Entries:
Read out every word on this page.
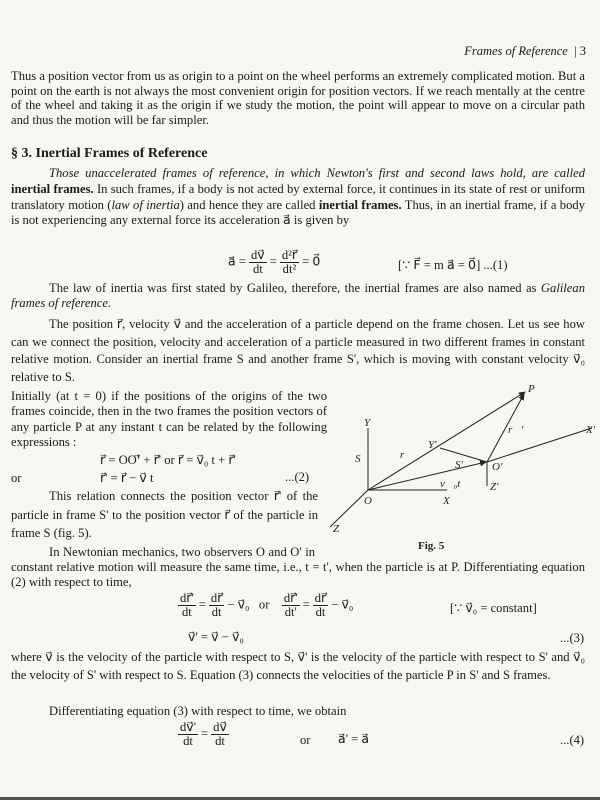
Frames of Reference | 3
Thus a position vector from us as origin to a point on the wheel performs an extremely complicated motion. But a point on the earth is not always the most convenient origin for position vectors. If we reach mentally at the centre of the wheel and taking it as the origin if we study the motion, the point will appear to move on a circular path and thus the motion will be far simpler.
§ 3. Inertial Frames of Reference
Those unaccelerated frames of reference, in which Newton's first and second laws hold, are called inertial frames. In such frames, if a body is not acted by external force, it continues in its state of rest or uniform translatory motion (law of inertia) and hence they are called inertial frames. Thus, in an inertial frame, if a body is not experiencing any external force its acceleration a⃗ is given by
a⃗ = $\frac{dv⃗}{dt} = \frac{\text{d²r⃗}}{\text{dt²}}$ = 0⃗	[∵ F⃗ = m a⃗ = 0⃗] ...(1)
The law of inertia was first stated by Galileo, therefore, the inertial frames are also named as Galilean frames of reference.
The position r⃗, velocity v⃗ and the acceleration of a particle depend on the frame chosen. Let us see how can we connect the position, velocity and acceleration of a particle measured in two different frames in constant relative motion. Consider an inertial frame S and another frame S', which is moving with constant velocity v⃗₀ relative to S.
Initially (at t = 0) if the positions of the origins of the two frames coincide, then in the two frames the position vectors of any particle P at any instant t can be related by the following expressions :
r⃗ = OO'⃗ + r⃗' or r⃗ = v⃗₀ t + r⃗'
or	r⃗' = r⃗ − v⃗ t	...(2)
This relation connects the position vector r⃗' of the particle in frame S' to the position vector r⃗ of the particle in frame S (fig. 5).
P
Y
Y'
X'
S	S'
r⃗
r⃗'
O'
v⃗₀t	Z'
O	X
Z
Fig. 5
In Newtonian mechanics, two observers O and O' in constant relative motion will measure the same time, i.e., t = t', when the particle is at P. Differentiating equation (2) with respect to time,
$\frac{dr⃗'}{dt} = \frac{dr⃗}{dt}$ − v⃗₀ or $\frac{dr⃗'}{dt'} = \frac{dr⃗}{dt}$ − v⃗₀	[∵ v⃗₀ = constant]
v⃗' = v⃗ − v⃗₀	...(3)
where v⃗ is the velocity of the particle with respect to S, v⃗' is the velocity of the particle with respect to S' and v⃗₀ the velocity of S' with respect to S. Equation (3) connects the velocities of the particle P in S' and S frames.
Differentiating equation (3) with respect to time, we obtain
$\frac{dv⃗'}{dt} = \frac{dv⃗}{dt}$	or a⃗' = a⃗	...(4)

Exercise description: Copy out all lines above that include the string "motion".

The reply:
Thus a position vector from us as origin to a point on the wheel performs an extremely complicated motion. But a point on the earth is not always the most convenient origin for position vectors. If we reach mentally at the centre of the wheel and taking it as the origin if we study the motion, the point will appear to move on a circular path and thus the motion will be far simpler.
Those unaccelerated frames of reference, in which Newton's first and second laws hold, are called inertial frames. In such frames, if a body is not acted by external force, it continues in its state of rest or uniform translatory motion (law of inertia) and hence they are called inertial frames. Thus, in an inertial frame, if a body is not experiencing any external force its acceleration a⃗ is given by
The position r⃗, velocity v⃗ and the acceleration of a particle depend on the frame chosen. Let us see how can we connect the position, velocity and acceleration of a particle measured in two different frames in constant relative motion. Consider an inertial frame S and another frame S', which is moving with constant velocity v⃗₀ relative to S.
In Newtonian mechanics, two observers O and O' in constant relative motion will measure the same time, i.e., t = t', when the particle is at P. Differentiating equation (2) with respect to time,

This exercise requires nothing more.